Required work: Every line from the one containing "What's the underlying" to the final line of the material below must be reproduced exactly; leave out all other lines.

[Items from a dataset]
+ + + +

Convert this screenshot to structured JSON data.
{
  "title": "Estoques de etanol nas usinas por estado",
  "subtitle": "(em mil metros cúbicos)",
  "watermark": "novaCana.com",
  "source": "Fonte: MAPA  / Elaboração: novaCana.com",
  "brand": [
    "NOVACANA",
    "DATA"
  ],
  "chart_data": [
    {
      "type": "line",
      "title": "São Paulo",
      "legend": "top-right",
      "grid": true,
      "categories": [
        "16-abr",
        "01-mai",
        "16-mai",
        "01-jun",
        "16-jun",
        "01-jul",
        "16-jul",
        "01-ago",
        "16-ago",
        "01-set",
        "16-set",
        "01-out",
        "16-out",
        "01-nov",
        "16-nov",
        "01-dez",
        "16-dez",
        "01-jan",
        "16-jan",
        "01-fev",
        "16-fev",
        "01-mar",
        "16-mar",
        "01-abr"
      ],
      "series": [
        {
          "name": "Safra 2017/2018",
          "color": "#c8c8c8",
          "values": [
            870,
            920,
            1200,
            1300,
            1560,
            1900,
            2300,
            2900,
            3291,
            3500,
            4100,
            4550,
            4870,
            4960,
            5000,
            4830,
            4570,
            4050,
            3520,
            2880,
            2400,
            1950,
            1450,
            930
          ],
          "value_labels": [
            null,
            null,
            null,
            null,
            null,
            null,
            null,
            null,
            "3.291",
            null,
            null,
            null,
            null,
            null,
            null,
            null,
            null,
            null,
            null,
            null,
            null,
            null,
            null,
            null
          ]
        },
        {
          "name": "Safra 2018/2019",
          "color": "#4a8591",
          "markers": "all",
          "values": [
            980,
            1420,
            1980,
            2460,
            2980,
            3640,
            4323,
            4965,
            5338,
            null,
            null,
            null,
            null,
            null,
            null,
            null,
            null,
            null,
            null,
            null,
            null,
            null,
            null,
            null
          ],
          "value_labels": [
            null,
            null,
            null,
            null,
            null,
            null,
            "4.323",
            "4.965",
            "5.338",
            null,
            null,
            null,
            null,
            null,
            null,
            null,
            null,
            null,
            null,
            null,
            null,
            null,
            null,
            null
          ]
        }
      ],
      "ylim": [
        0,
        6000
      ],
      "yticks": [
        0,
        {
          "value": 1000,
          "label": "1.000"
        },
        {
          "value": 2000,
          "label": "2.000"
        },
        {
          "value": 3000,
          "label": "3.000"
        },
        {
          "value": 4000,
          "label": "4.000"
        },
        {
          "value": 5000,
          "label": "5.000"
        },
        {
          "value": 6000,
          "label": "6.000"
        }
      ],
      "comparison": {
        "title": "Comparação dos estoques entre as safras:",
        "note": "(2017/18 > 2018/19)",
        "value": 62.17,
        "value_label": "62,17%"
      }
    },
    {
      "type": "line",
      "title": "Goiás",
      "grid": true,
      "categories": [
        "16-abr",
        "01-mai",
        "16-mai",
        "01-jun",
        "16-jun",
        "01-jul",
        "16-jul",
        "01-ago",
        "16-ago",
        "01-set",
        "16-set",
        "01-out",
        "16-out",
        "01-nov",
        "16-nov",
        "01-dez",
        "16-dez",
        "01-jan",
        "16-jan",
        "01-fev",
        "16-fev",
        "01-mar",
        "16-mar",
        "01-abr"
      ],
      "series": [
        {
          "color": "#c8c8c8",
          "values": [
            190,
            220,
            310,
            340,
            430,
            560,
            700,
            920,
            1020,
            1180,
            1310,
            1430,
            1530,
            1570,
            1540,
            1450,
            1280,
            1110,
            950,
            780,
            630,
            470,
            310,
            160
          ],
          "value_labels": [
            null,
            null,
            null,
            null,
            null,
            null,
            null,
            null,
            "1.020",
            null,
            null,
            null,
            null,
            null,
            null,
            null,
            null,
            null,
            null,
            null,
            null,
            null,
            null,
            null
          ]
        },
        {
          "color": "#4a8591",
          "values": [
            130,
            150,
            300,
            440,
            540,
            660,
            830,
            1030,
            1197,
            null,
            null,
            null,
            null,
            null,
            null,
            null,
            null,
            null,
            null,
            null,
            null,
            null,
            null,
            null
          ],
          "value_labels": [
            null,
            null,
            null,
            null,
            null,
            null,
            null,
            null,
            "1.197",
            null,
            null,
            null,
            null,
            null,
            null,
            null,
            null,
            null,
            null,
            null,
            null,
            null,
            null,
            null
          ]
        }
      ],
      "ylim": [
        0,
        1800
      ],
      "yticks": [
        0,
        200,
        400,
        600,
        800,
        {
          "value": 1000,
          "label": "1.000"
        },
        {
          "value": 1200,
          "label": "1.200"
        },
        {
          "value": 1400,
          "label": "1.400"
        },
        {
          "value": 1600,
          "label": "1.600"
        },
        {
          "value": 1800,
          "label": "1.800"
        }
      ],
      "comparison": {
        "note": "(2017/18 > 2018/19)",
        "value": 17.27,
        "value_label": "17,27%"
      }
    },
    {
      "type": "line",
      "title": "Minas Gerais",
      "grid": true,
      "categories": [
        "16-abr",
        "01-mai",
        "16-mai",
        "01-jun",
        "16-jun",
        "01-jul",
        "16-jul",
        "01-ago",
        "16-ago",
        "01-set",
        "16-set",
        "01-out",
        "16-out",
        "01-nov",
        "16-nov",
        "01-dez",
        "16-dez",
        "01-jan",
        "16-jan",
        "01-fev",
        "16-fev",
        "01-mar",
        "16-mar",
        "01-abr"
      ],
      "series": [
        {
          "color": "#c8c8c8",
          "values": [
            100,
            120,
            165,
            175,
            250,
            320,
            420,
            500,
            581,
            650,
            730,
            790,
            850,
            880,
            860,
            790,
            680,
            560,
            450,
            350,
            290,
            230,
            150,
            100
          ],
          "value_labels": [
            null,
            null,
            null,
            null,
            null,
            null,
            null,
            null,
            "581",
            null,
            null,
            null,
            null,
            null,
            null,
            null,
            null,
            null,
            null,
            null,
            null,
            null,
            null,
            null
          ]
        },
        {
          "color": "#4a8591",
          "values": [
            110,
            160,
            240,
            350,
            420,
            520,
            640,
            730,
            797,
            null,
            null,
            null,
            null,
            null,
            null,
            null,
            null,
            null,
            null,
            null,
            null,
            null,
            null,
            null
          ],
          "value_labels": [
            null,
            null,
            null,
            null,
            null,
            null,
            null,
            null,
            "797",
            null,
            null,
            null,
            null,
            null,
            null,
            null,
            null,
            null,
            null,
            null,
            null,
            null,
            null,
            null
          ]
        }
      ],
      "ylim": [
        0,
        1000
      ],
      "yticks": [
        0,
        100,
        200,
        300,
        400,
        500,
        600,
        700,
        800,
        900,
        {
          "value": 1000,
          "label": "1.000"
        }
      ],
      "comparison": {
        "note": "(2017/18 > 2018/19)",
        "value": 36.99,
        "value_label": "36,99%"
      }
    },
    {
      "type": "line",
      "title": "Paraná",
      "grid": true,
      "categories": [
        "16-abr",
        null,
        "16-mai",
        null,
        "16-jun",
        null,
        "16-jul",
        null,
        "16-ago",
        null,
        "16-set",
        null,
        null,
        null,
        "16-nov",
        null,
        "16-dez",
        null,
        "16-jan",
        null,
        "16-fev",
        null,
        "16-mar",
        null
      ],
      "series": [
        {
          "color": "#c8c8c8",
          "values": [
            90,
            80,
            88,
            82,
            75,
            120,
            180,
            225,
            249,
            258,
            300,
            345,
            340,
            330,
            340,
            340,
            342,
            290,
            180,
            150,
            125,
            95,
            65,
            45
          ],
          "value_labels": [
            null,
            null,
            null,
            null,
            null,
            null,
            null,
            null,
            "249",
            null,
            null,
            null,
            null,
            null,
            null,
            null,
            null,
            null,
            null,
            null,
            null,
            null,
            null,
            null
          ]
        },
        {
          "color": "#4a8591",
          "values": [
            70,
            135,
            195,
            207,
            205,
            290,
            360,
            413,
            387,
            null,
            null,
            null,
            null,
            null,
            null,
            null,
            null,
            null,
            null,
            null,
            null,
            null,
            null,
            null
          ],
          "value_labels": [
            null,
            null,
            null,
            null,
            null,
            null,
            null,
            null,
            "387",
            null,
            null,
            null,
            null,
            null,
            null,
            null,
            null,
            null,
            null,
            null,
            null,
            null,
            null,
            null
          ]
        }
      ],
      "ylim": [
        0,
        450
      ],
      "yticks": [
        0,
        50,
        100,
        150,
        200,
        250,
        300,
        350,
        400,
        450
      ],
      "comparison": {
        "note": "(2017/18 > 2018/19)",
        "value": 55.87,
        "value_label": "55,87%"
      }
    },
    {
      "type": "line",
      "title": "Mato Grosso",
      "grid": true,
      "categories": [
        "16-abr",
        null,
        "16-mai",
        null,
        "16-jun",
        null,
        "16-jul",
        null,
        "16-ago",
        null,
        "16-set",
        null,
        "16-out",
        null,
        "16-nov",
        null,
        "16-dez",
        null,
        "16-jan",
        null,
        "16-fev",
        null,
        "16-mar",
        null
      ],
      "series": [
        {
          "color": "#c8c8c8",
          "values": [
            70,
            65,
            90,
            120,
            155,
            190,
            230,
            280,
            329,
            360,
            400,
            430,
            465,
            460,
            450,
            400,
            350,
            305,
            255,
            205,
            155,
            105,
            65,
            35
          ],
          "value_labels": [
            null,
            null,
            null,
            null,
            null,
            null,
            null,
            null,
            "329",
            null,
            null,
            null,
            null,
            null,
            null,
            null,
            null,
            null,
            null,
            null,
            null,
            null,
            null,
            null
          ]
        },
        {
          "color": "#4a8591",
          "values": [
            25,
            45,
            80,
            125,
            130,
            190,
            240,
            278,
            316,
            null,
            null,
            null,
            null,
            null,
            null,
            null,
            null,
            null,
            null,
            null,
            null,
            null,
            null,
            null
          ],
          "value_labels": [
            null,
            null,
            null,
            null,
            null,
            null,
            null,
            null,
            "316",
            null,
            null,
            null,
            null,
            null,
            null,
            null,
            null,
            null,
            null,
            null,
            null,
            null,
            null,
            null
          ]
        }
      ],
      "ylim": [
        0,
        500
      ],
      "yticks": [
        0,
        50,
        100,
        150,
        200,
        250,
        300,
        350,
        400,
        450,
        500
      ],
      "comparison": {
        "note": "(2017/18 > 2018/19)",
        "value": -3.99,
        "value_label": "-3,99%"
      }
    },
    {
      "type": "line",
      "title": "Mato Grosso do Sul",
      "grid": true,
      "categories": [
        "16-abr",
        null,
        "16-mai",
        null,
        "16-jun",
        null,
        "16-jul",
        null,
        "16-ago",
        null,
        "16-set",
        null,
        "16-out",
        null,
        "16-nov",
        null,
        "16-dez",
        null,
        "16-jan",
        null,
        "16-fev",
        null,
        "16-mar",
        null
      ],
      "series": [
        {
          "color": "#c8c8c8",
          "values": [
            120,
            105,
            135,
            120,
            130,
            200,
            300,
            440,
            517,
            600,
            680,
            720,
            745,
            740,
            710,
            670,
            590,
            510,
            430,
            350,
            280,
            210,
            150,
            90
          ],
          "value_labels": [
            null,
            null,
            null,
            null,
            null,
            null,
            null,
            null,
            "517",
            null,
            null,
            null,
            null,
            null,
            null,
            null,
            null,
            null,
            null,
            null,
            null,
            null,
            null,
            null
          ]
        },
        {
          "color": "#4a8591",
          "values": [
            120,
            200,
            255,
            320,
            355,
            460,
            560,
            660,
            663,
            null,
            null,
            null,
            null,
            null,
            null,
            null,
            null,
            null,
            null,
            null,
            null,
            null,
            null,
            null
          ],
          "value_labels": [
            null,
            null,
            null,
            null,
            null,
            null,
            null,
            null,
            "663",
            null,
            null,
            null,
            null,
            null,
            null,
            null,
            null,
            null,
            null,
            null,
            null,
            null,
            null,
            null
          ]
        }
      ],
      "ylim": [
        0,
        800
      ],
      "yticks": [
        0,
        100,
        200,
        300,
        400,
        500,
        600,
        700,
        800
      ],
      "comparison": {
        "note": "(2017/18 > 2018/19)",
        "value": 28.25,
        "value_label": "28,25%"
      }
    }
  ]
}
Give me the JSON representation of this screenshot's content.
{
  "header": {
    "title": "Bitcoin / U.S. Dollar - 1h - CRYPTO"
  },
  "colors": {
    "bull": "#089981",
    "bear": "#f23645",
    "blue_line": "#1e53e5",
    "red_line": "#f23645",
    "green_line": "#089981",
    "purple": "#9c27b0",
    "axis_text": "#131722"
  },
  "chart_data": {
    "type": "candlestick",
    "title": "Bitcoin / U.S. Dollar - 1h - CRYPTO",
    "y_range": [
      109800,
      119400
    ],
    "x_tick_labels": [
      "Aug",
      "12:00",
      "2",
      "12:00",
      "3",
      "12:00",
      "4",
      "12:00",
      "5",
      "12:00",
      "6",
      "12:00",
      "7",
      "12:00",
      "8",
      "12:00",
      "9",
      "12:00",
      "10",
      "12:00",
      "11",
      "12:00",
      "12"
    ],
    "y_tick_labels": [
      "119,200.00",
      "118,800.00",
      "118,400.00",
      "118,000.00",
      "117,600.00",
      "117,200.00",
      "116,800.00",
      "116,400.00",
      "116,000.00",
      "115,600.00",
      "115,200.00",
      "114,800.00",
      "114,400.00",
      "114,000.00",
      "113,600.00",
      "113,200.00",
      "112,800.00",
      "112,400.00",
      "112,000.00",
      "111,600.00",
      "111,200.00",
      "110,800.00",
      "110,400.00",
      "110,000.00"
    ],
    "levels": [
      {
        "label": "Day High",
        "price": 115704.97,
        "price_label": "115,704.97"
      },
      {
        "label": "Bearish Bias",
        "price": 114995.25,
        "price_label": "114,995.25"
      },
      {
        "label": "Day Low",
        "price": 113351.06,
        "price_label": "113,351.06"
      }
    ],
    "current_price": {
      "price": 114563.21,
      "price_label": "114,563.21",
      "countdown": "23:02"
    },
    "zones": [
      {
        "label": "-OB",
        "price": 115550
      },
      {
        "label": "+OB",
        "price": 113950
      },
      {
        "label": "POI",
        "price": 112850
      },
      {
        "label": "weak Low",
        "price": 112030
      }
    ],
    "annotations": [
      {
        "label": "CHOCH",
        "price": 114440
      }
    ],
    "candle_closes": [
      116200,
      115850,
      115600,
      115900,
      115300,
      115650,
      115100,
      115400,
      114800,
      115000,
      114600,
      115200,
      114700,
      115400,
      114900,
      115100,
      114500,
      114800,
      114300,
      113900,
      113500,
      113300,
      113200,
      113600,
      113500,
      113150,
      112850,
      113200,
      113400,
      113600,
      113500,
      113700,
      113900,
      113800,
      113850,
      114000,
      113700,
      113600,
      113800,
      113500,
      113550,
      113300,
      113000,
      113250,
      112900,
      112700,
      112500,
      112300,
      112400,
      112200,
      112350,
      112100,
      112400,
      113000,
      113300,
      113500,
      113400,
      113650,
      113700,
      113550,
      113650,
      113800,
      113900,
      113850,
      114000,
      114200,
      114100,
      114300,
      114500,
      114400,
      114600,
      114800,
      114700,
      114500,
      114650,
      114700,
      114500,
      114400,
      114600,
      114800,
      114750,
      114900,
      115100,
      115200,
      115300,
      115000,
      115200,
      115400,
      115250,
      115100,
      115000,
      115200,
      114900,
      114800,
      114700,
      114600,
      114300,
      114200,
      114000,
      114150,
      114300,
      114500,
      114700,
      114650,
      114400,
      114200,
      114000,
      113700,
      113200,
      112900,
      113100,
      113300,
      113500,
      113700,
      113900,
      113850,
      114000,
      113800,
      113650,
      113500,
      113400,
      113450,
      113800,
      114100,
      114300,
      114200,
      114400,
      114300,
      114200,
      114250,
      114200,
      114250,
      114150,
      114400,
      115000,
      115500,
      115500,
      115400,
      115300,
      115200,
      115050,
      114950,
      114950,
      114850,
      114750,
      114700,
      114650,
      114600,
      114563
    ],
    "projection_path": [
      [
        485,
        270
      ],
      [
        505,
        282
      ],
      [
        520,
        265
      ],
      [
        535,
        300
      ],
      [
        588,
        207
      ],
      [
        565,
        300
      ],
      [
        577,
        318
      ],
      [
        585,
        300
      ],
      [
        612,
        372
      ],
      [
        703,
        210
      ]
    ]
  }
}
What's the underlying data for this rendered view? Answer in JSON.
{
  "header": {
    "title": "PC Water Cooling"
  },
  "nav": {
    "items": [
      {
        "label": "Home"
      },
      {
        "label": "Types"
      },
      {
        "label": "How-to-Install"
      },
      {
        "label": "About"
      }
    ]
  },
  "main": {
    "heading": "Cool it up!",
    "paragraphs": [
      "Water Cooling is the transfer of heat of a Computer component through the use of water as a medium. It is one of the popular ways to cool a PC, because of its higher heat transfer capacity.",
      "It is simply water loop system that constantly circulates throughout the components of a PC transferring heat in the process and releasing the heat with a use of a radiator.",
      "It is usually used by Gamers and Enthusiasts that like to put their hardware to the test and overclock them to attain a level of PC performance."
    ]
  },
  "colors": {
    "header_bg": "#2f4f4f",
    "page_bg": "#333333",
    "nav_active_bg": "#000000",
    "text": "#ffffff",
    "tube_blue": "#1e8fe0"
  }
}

+ + + +

Answer to the task:
What's the underlying data for this rendered view? Answer in JSON.
{
  "header": {
    "title": "PC Water Cooling"
  },
  "nav": {
    "items": [
      {
        "label": "Home"
      },
      {
        "label": "Types"
      },
      {
        "label": "How-to-Install"
      },
      {
        "label": "About"
      }
    ]
  },
  "main": {
    "heading": "Cool it up!",
    "paragraphs": [
      "Water Cooling is the transfer of heat of a Computer component through the use of water as a medium. It is one of the popular ways to cool a PC, because of its higher heat transfer capacity.",
      "It is simply water loop system that constantly circulates throughout the components of a PC transferring heat in the process and releasing the heat with a use of a radiator.",
      "It is usually used by Gamers and Enthusiasts that like to put their hardware to the test and overclock them to attain a level of PC performance."
    ]
  },
  "colors": {
    "header_bg": "#2f4f4f",
    "page_bg": "#333333",
    "nav_active_bg": "#000000",
    "text": "#ffffff",
    "tube_blue": "#1e8fe0"
  }
}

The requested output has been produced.